AIM:
Identify, in the records below, every line where the string "документы" appears, and copy each such line.

** start INPUT MATERIAL **

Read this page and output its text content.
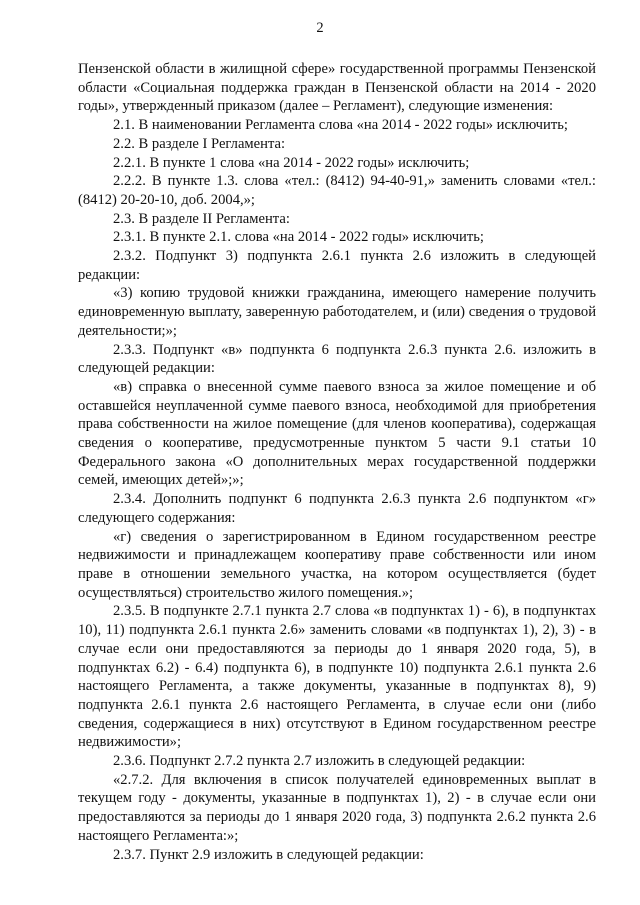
2

Пензенской области в жилищной сфере» государственной программы Пензенской области «Социальная поддержка граждан в Пензенской области на 2014 - 2020 годы», утвержденный приказом (далее – Регламент), следующие изменения:

2.1. В наименовании Регламента слова «на 2014 - 2022 годы» исключить;

2.2. В разделе I Регламента:

2.2.1. В пункте 1 слова «на 2014 - 2022 годы» исключить;

2.2.2. В пункте 1.3. слова «тел.: (8412) 94-40-91,» заменить словами «тел.: (8412) 20-20-10, доб. 2004,»;

2.3. В разделе II Регламента:

2.3.1. В пункте 2.1. слова «на 2014 - 2022 годы» исключить;

2.3.2. Подпункт 3) подпункта 2.6.1 пункта 2.6 изложить в следующей редакции:

«3) копию трудовой книжки гражданина, имеющего намерение получить единовременную выплату, заверенную работодателем, и (или) сведения о трудовой деятельности;»;

2.3.3. Подпункт «в» подпункта 6 подпункта 2.6.3 пункта 2.6. изложить в следующей редакции:

«в) справка о внесенной сумме паевого взноса за жилое помещение и об оставшейся неуплаченной сумме паевого взноса, необходимой для приобретения права собственности на жилое помещение (для членов кооператива), содержащая сведения о кооперативе, предусмотренные пунктом 5 части 9.1 статьи 10 Федерального закона «О дополнительных мерах государственной поддержки семей, имеющих детей»;»;

2.3.4. Дополнить подпункт 6 подпункта 2.6.3 пункта 2.6 подпунктом «г» следующего содержания:

«г) сведения о зарегистрированном в Едином государственном реестре недвижимости и принадлежащем кооперативу праве собственности или ином праве в отношении земельного участка, на котором осуществляется (будет осуществляться) строительство жилого помещения.»;

2.3.5. В подпункте 2.7.1 пункта 2.7 слова «в подпунктах 1) - 6), в подпунктах 10), 11) подпункта 2.6.1 пункта 2.6» заменить словами «в подпунктах 1), 2), 3) - в случае если они предоставляются за периоды до 1 января 2020 года, 5), в подпунктах 6.2) - 6.4) подпункта 6), в подпункте 10) подпункта 2.6.1 пункта 2.6 настоящего Регламента, а также документы, указанные в подпунктах 8), 9) подпункта 2.6.1 пункта 2.6 настоящего Регламента, в случае если они (либо сведения, содержащиеся в них) отсутствуют в Едином государственном реестре недвижимости»;

2.3.6. Подпункт 2.7.2 пункта 2.7 изложить в следующей редакции:

«2.7.2. Для включения в список получателей единовременных выплат в текущем году - документы, указанные в подпунктах 1), 2) - в случае если они предоставляются за периоды до 1 января 2020 года, 3) подпункта 2.6.2 пункта 2.6 настоящего Регламента:»;

2.3.7. Пункт 2.9 изложить в следующей редакции:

** end INPUT MATERIAL **

EXERCISE OUTPUT:
2.3.5. В подпункте 2.7.1 пункта 2.7 слова «в подпунктах 1) - 6), в подпунктах 10), 11) подпункта 2.6.1 пункта 2.6» заменить словами «в подпунктах 1), 2), 3) - в случае если они предоставляются за периоды до 1 января 2020 года, 5), в подпунктах 6.2) - 6.4) подпункта 6), в подпункте 10) подпункта 2.6.1 пункта 2.6 настоящего Регламента, а также документы, указанные в подпунктах 8), 9) подпункта 2.6.1 пункта 2.6 настоящего Регламента, в случае если они (либо сведения, содержащиеся в них) отсутствуют в Едином государственном реестре недвижимости»;
«2.7.2. Для включения в список получателей единовременных выплат в текущем году - документы, указанные в подпунктах 1), 2) - в случае если они предоставляются за периоды до 1 января 2020 года, 3) подпункта 2.6.2 пункта 2.6 настоящего Регламента:»;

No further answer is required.